- Brief -
Report the total number of lines that include the string "Information", without any other text.
◆ ◆ ◆ ◆ ◆
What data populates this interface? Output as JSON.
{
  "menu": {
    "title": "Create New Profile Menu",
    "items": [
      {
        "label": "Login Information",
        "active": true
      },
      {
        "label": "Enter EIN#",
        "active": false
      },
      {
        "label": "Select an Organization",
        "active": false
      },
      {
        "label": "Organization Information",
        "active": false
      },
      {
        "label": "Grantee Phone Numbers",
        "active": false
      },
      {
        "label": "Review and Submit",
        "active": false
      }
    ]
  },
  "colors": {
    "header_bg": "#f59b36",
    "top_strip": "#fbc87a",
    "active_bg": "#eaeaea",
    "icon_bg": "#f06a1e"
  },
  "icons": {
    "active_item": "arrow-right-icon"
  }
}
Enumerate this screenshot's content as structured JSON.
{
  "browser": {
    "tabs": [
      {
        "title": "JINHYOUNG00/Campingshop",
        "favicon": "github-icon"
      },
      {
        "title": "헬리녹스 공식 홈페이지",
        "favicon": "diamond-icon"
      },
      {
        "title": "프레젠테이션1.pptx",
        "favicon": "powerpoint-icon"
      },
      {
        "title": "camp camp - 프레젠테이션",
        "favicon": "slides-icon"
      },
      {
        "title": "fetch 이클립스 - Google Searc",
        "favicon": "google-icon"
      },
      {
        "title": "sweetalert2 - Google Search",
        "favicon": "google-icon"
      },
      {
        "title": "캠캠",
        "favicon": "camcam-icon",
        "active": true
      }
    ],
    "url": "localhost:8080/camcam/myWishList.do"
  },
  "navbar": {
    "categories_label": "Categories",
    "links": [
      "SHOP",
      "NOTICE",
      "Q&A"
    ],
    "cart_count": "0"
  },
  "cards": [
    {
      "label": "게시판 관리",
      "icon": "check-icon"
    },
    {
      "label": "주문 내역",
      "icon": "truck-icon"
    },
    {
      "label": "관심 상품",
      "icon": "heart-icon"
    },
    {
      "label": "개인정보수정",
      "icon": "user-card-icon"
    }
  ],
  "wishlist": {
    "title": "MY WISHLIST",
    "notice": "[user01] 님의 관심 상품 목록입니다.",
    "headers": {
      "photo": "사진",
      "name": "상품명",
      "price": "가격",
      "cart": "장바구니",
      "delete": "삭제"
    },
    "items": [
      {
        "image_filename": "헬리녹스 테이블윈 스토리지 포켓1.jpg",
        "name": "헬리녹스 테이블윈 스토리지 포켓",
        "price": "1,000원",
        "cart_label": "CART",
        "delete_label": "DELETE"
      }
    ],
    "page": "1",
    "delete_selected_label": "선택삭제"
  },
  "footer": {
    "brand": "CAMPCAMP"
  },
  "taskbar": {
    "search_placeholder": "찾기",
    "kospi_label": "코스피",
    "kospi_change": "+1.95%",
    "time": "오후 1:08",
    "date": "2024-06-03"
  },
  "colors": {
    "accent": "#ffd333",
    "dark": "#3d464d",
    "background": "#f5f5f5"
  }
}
◆ ◆ ◆ ◆ ◆
- Full answer -
2